Task instructions:
**a)** In the Erie SeaWolves article, who traveled through a snowstorm on Erie's Presque Isle peninsula to sign Lou Bierbauer?
**b)** Write the next paragraph of the Erie SeaWolves article, picking up after its final sentence.

The Erie SeaWolves are an American professional baseball team based in Erie, Pennsylvania. They compete in Minor League Baseball (MiLB) as a member of the Eastern League's Southwest Division, serving as the Double-A affiliate of the Detroit Tigers. The team was founded in  and began playing in Erie for the  season. The SeaWolves currently play their home games at UPMC Park in downtown Erie, a part of the Louis J. Tullio Plaza along with Erie Insurance Arena and the Warner Theatre.

The "SeaWolves" name refers to the city's location along Lake Erie as well as their original affiliation with the Pittsburgh Pirates. "Sea wolf" is a historical epithet for sailors who engaged in piracy. Coincidentally, the "Pirates" moniker originated with the Pittsburgh Alleghenys' pursuit of second-baseman and Erie native, Lou Bierbauer, in 1891. Bierbauer started his career with the Philadelphia Athletics of the American Association, later joining the Brooklyn Ward's Wonders of the newfound Players' League for the 1890 season. When the Players' League folded in 1891, most of the members went back to their former National League or American Association clubs. However, Bierbauer never signed a contract to return to the Athletics, and the Alleghenys were determined to sign him before other teams noticed. Ned Hanlon, manager of the Alleghenys, braved the icy conditions of Erie's Presque Isle peninsula during a snowstorm to commit Bierbauer. When the Athletics learned about this secret deal, they objected to Bierbauer's signing and demanded his return to their club. An official with the American Association also objected to Bierbauer's contract with the Alleghenys, calling their actions "piratical." Yet, the  league ruled in favor of the Alleghenys, and they acquired Bierbauer as a free agent. Soon afterward, both players and their fans referred to the team as the "Pittsburgh Pirates." In 1891, the club officially rebranded as the "Pirates," making light of their critics.

Recorded information:
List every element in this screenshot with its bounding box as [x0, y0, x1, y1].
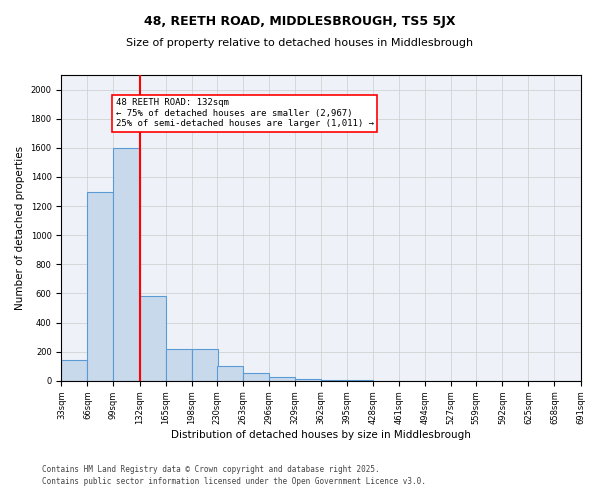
- Bar: [321, 380, 347, 381]
- Text: 48, REETH ROAD, MIDDLESBROUGH, TS5 5JX: 48, REETH ROAD, MIDDLESBROUGH, TS5 5JX: [144, 15, 456, 28]
- Bar: [61, 360, 88, 381]
- Bar: [140, 296, 166, 381]
- Text: Size of property relative to detached houses in Middlesbrough: Size of property relative to detached ho…: [127, 38, 473, 48]
- Bar: [243, 373, 269, 381]
- Y-axis label: Number of detached properties: Number of detached properties: [15, 146, 25, 310]
- Text: Contains public sector information licensed under the Open Government Licence v3: Contains public sector information licen…: [42, 477, 426, 486]
- Bar: [166, 349, 191, 381]
- Bar: [217, 366, 243, 381]
- Text: 48 REETH ROAD: 132sqm
← 75% of detached houses are smaller (2,967)
25% of semi-d: 48 REETH ROAD: 132sqm ← 75% of detached …: [116, 98, 374, 128]
- Bar: [295, 380, 321, 381]
- Bar: [88, 192, 113, 381]
- Bar: [269, 377, 295, 381]
- X-axis label: Distribution of detached houses by size in Middlesbrough: Distribution of detached houses by size …: [171, 430, 471, 440]
- Text: Contains HM Land Registry data © Crown copyright and database right 2025.: Contains HM Land Registry data © Crown c…: [42, 466, 380, 474]
- Bar: [191, 349, 218, 381]
- Bar: [113, 148, 140, 381]
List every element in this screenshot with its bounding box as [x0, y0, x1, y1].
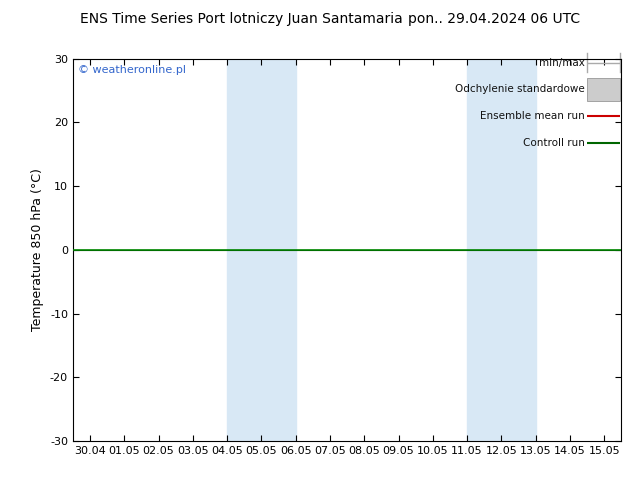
Text: Ensemble mean run: Ensemble mean run — [480, 111, 585, 121]
Bar — [227, 59, 295, 441]
Text: © weatheronline.pl: © weatheronline.pl — [79, 65, 186, 74]
Bar — [587, 78, 620, 101]
Bar — [467, 59, 536, 441]
Text: Odchylenie standardowe: Odchylenie standardowe — [455, 84, 585, 95]
Text: Controll run: Controll run — [522, 138, 585, 148]
Text: ENS Time Series Port lotniczy Juan Santamaria: ENS Time Series Port lotniczy Juan Santa… — [79, 12, 403, 26]
Text: pon.. 29.04.2024 06 UTC: pon.. 29.04.2024 06 UTC — [408, 12, 581, 26]
Y-axis label: Temperature 850 hPa (°C): Temperature 850 hPa (°C) — [31, 169, 44, 331]
Text: min/max: min/max — [539, 58, 585, 68]
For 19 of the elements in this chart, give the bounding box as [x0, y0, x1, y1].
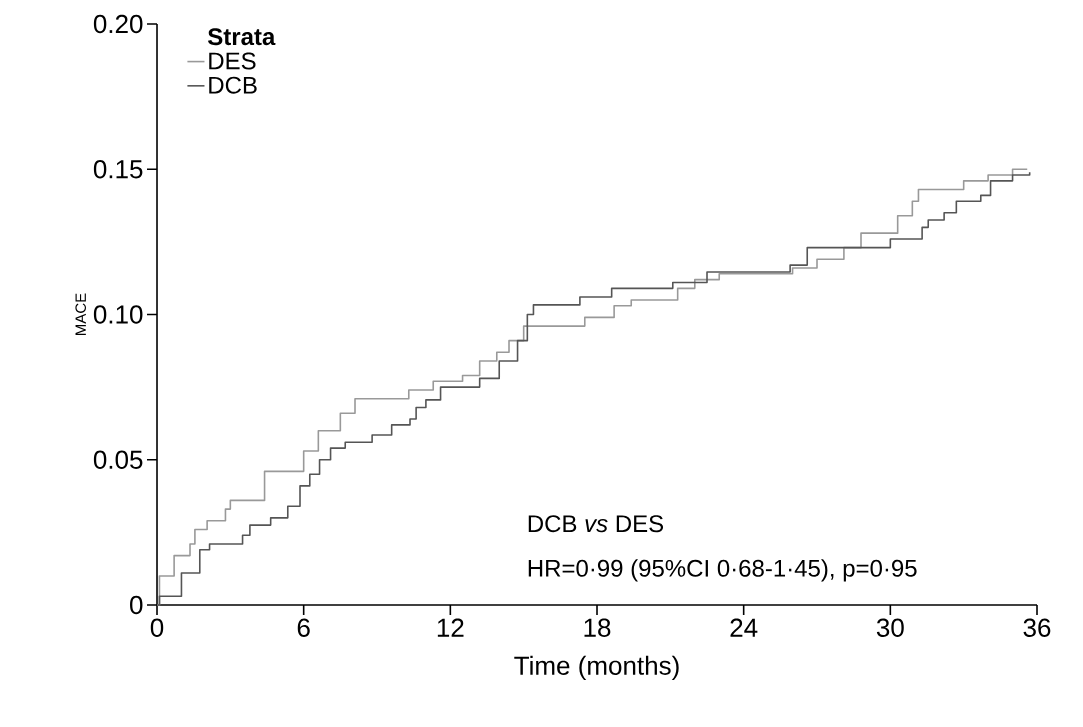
- x-tick-label: 0: [150, 618, 164, 637]
- y-tick-label: 0: [130, 595, 143, 615]
- y-tick-label: 0.05: [93, 450, 143, 469]
- legend-label: DES: [209, 52, 256, 70]
- y-tick-label: 0.15: [93, 160, 143, 179]
- x-axis-title: Time (months): [514, 655, 679, 681]
- x-tick-label: 6: [297, 618, 310, 637]
- x-tick-label: 30: [876, 618, 904, 637]
- x-tick-label: 36: [1023, 618, 1051, 637]
- x-tick-label: 18: [584, 618, 611, 637]
- x-tick-label: 12: [437, 618, 464, 637]
- annotation: DCB vs DES: [528, 515, 664, 533]
- annotation: HR=0·99 (95%CI 0·68-1·45), p=0·95: [528, 559, 917, 582]
- y-tick-label: 0.10: [93, 305, 143, 324]
- legend-title: Strata: [207, 28, 276, 46]
- x-tick-label: 24: [730, 618, 758, 637]
- legend-label: DCB: [209, 76, 257, 94]
- y-axis-title: MACE: [75, 293, 86, 335]
- y-tick-label: 0.20: [93, 14, 143, 34]
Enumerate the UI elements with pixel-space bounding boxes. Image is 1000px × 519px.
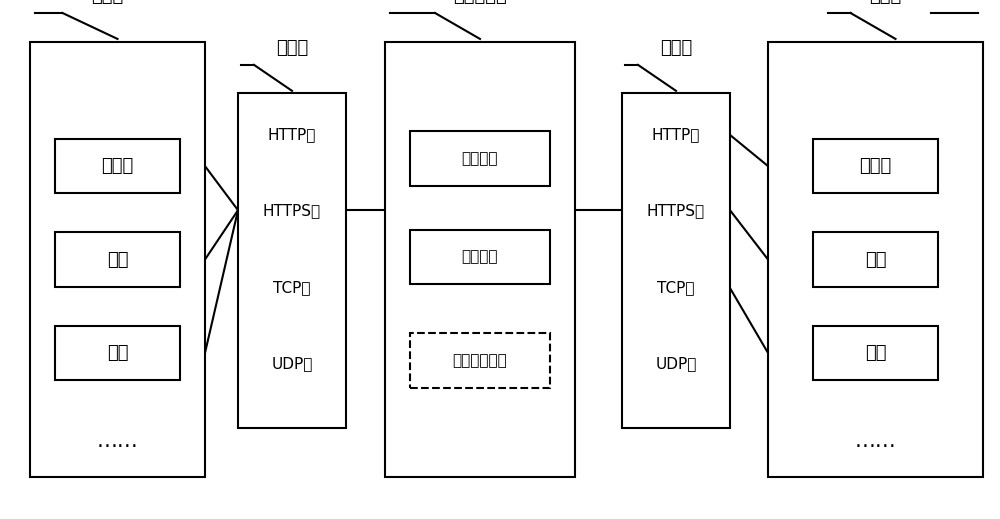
Text: 平板: 平板 (107, 344, 128, 362)
FancyBboxPatch shape (410, 229, 550, 284)
FancyBboxPatch shape (385, 42, 575, 477)
Text: 网络层: 网络层 (276, 39, 308, 57)
Text: UDP层: UDP层 (655, 356, 697, 371)
Text: HTTP层: HTTP层 (268, 128, 316, 142)
FancyBboxPatch shape (813, 139, 938, 193)
Text: 缓存模块: 缓存模块 (462, 151, 498, 166)
FancyBboxPatch shape (622, 93, 730, 428)
Text: 接收端: 接收端 (869, 0, 902, 5)
Text: TCP层: TCP层 (657, 281, 695, 295)
Text: 服务器: 服务器 (101, 157, 134, 175)
Text: 电脑: 电脑 (107, 251, 128, 268)
FancyBboxPatch shape (55, 233, 180, 286)
Text: ……: …… (97, 431, 138, 451)
FancyBboxPatch shape (55, 326, 180, 380)
Text: HTTPS层: HTTPS层 (647, 203, 705, 217)
Text: UDP层: UDP层 (271, 356, 313, 371)
Text: 网络层: 网络层 (660, 39, 692, 57)
Text: 平板: 平板 (865, 344, 886, 362)
FancyBboxPatch shape (55, 139, 180, 193)
Text: 消息服务器: 消息服务器 (453, 0, 507, 5)
Text: 发送端: 发送端 (91, 0, 124, 5)
Text: HTTP层: HTTP层 (652, 128, 700, 142)
FancyBboxPatch shape (410, 334, 550, 388)
FancyBboxPatch shape (813, 233, 938, 286)
FancyBboxPatch shape (30, 42, 205, 477)
Text: 注册管理模块: 注册管理模块 (453, 353, 507, 368)
Text: 消息模块: 消息模块 (462, 250, 498, 264)
FancyBboxPatch shape (238, 93, 346, 428)
Text: ……: …… (855, 431, 896, 451)
Text: TCP层: TCP层 (273, 281, 311, 295)
FancyBboxPatch shape (410, 131, 550, 186)
FancyBboxPatch shape (813, 326, 938, 380)
Text: HTTPS层: HTTPS层 (263, 203, 321, 217)
FancyBboxPatch shape (768, 42, 983, 477)
Text: 电脑: 电脑 (865, 251, 886, 268)
Text: 服务器: 服务器 (859, 157, 892, 175)
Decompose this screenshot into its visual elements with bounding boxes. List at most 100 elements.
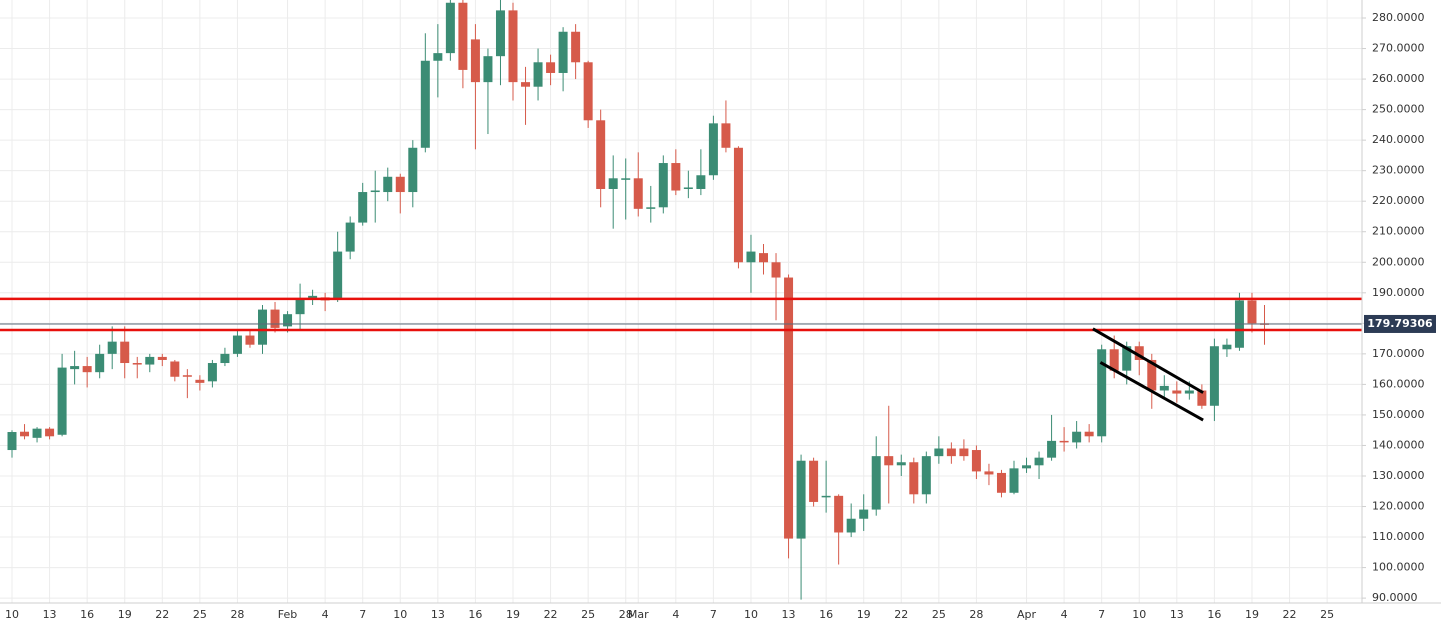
trend-line	[1099, 361, 1204, 422]
candle-body	[270, 309, 280, 328]
candle-body	[934, 448, 944, 457]
x-tick-label: 16	[468, 608, 482, 621]
x-tick-label: 10	[744, 608, 758, 621]
price-label: 179.79306	[1367, 317, 1433, 330]
y-tick-label: 100.0000	[1372, 561, 1425, 574]
y-tick-label: 240.0000	[1372, 133, 1425, 146]
candle-body	[483, 56, 493, 83]
candle-body	[696, 175, 706, 189]
y-tick-label: 140.0000	[1372, 438, 1425, 451]
candle-body	[258, 309, 267, 345]
candle-body	[132, 363, 142, 365]
candle-body	[633, 178, 643, 209]
candle-body	[1109, 349, 1119, 371]
x-tick-label: 16	[80, 608, 94, 621]
x-tick-label: 28	[619, 608, 633, 621]
y-tick-label: 150.0000	[1372, 408, 1425, 421]
candle-body	[207, 363, 217, 382]
x-tick-label: 22	[155, 608, 169, 621]
y-tick-label: 120.0000	[1372, 500, 1425, 513]
y-tick-label: 110.0000	[1372, 530, 1425, 543]
candle-body	[220, 353, 230, 364]
candle-body	[170, 361, 180, 377]
y-tick-label: 260.0000	[1372, 72, 1425, 85]
y-tick-label: 210.0000	[1372, 225, 1425, 238]
candle-body	[1147, 359, 1157, 391]
candle-body	[959, 448, 969, 457]
trend-line	[1092, 327, 1204, 394]
x-tick-label: 4	[672, 608, 679, 621]
candle-body	[295, 298, 305, 315]
x-tick-label: Apr	[1017, 608, 1037, 621]
x-tick-label: 4	[1061, 608, 1068, 621]
x-tick-label: 25	[932, 608, 946, 621]
x-tick-label: Mar	[628, 608, 649, 621]
candle-body	[1184, 390, 1194, 394]
candle-body	[283, 314, 293, 327]
candle-body	[333, 251, 343, 299]
candle-body	[508, 10, 518, 83]
candle-body	[596, 120, 606, 189]
candle-body	[996, 472, 1006, 493]
candle-body	[120, 341, 130, 364]
candle-body	[458, 2, 468, 70]
candle-body	[1247, 300, 1257, 324]
candle-body	[809, 460, 819, 502]
candle-body	[82, 366, 92, 373]
candle-body	[383, 176, 393, 193]
candle-body	[871, 456, 881, 510]
candle-body	[408, 147, 418, 193]
candle-body	[1134, 346, 1144, 360]
candle-body	[358, 192, 368, 223]
candle-body	[733, 147, 743, 263]
y-tick-label: 270.0000	[1372, 42, 1425, 55]
candle-body	[583, 62, 593, 121]
x-tick-label: 10	[5, 608, 19, 621]
price-label-box	[1364, 314, 1436, 333]
x-tick-label: 13	[1170, 608, 1184, 621]
y-tick-label: 250.0000	[1372, 103, 1425, 116]
x-tick-label: 13	[782, 608, 796, 621]
candle-body	[45, 428, 55, 437]
x-tick-label: 19	[857, 608, 871, 621]
x-tick-label: 13	[43, 608, 57, 621]
candle-body	[157, 356, 167, 360]
candle-body	[1222, 344, 1232, 350]
x-tick-label: 25	[193, 608, 207, 621]
candle-body	[195, 379, 205, 383]
candle-body	[395, 176, 405, 193]
candle-body	[1059, 440, 1069, 443]
y-tick-label: 130.0000	[1372, 469, 1425, 482]
candle-body	[495, 10, 505, 57]
candle-body	[232, 335, 242, 354]
candle-body	[621, 178, 631, 180]
candle-body	[245, 335, 255, 345]
x-tick-label: 22	[894, 608, 908, 621]
x-tick-label: 16	[1207, 608, 1221, 621]
x-tick-label: 19	[1245, 608, 1259, 621]
candle-body	[946, 448, 956, 457]
candle-body	[1022, 465, 1032, 469]
candle-body	[370, 190, 380, 193]
candle-body	[859, 509, 869, 519]
candle-body	[533, 62, 543, 87]
candle-body	[470, 39, 480, 83]
candle-body	[683, 187, 693, 189]
candle-body	[646, 207, 656, 209]
candle-body	[1197, 390, 1207, 406]
candle-body	[759, 253, 768, 263]
candle-body	[984, 471, 994, 475]
x-tick-label: 10	[1132, 608, 1146, 621]
x-tick-label: 7	[710, 608, 717, 621]
x-tick-label: 4	[322, 608, 329, 621]
y-tick-label: 160.0000	[1372, 377, 1425, 390]
y-tick-label: 190.0000	[1372, 286, 1425, 299]
candle-body	[971, 450, 981, 472]
x-tick-label: 28	[230, 608, 244, 621]
x-tick-label: 22	[1283, 608, 1297, 621]
candle-body	[821, 495, 831, 498]
candle-body	[433, 53, 443, 61]
candle-body	[1084, 431, 1094, 437]
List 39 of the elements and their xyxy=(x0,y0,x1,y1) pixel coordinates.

Exercise results:
**a)** Ned Hanlon, manager of the Alleghenys

**b)**
History
On June 20, 1995, the Erie SeaWolves defeated the Jamestown Jammers in their inaugural game in Erie. José Guillén, a Major League Baseball alumnus from the Dominican Republic, hit the decisive home-run for the team. The SeaWolves club started in 1989 as the Welland Pirates, based in Welland, Ontario as a member of the short-season New York–Penn League. The team played at Welland Stadium from 1989 to 1994 and were affiliated with the Pittsburgh Pirates. When the Welland Pirates relocated to Erie in 1995, they were rebranded as the "Erie SeaWolves." The relocation of the team from Welland to Erie forced the Frontier League incarnation of the Erie Sailors to relocate to Johnstown, Pennsylvania where they became the Johnstown Steal (this team is now known as the Florence Y'alls, based in Florence, Kentucky). Before that, there was another team called the Erie Sailors which played in the New York - Penn League. However, they relocated to Wappingers Falls, New York (becoming the Hudson Valley Renegades) because the team's owner Marvin Goldklang did not upgrade Ainsworth Field to Major League Baseball specifications. Once the civic government secured an $8 million grant from the Commonwealth of Pennsylvania to build UPMC Park (then known as Jerry Uht Park) the Welland Pirates moved to Erie. While Erie lacked affiliated baseball in 1994, the city fielded an independent baseball franchise in the Frontier League and reused the "Sailors" name. The SeaWolves succeed various Erie-based baseball franchises, namely every version of the Erie Sailors (the New York–Penn League franchise is now called the State College Spikes).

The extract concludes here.